**Supplied material:**
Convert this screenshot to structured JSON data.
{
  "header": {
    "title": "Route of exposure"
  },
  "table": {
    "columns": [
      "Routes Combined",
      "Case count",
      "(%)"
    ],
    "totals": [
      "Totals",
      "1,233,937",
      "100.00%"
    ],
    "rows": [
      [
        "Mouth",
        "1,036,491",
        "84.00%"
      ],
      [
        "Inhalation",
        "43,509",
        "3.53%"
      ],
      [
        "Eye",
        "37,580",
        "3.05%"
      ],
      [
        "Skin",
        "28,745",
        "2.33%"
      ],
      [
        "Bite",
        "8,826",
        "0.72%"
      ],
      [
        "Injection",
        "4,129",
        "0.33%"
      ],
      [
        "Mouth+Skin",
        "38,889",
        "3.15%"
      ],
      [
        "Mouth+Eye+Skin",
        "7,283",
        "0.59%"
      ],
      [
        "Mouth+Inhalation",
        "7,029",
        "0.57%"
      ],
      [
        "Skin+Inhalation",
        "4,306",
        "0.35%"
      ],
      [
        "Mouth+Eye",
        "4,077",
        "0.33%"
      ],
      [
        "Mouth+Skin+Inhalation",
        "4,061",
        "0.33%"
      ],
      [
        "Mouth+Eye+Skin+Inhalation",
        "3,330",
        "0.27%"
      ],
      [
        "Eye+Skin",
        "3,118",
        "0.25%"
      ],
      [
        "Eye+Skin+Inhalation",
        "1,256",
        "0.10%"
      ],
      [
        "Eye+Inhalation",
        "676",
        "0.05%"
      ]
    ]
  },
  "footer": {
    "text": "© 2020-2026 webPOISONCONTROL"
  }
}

**Brief:** Please restate the data word for word, every record included.

**Written answer:**
Convert this screenshot to structured JSON data.
{
  "header": {
    "title": "Route of exposure"
  },
  "table": {
    "columns": [
      "Routes Combined",
      "Case count",
      "(%)"
    ],
    "totals": [
      "Totals",
      "1,233,937",
      "100.00%"
    ],
    "rows": [
      [
        "Mouth",
        "1,036,491",
        "84.00%"
      ],
      [
        "Inhalation",
        "43,509",
        "3.53%"
      ],
      [
        "Eye",
        "37,580",
        "3.05%"
      ],
      [
        "Skin",
        "28,745",
        "2.33%"
      ],
      [
        "Bite",
        "8,826",
        "0.72%"
      ],
      [
        "Injection",
        "4,129",
        "0.33%"
      ],
      [
        "Mouth+Skin",
        "38,889",
        "3.15%"
      ],
      [
        "Mouth+Eye+Skin",
        "7,283",
        "0.59%"
      ],
      [
        "Mouth+Inhalation",
        "7,029",
        "0.57%"
      ],
      [
        "Skin+Inhalation",
        "4,306",
        "0.35%"
      ],
      [
        "Mouth+Eye",
        "4,077",
        "0.33%"
      ],
      [
        "Mouth+Skin+Inhalation",
        "4,061",
        "0.33%"
      ],
      [
        "Mouth+Eye+Skin+Inhalation",
        "3,330",
        "0.27%"
      ],
      [
        "Eye+Skin",
        "3,118",
        "0.25%"
      ],
      [
        "Eye+Skin+Inhalation",
        "1,256",
        "0.10%"
      ],
      [
        "Eye+Inhalation",
        "676",
        "0.05%"
      ]
    ]
  },
  "footer": {
    "text": "© 2020-2026 webPOISONCONTROL"
  }
}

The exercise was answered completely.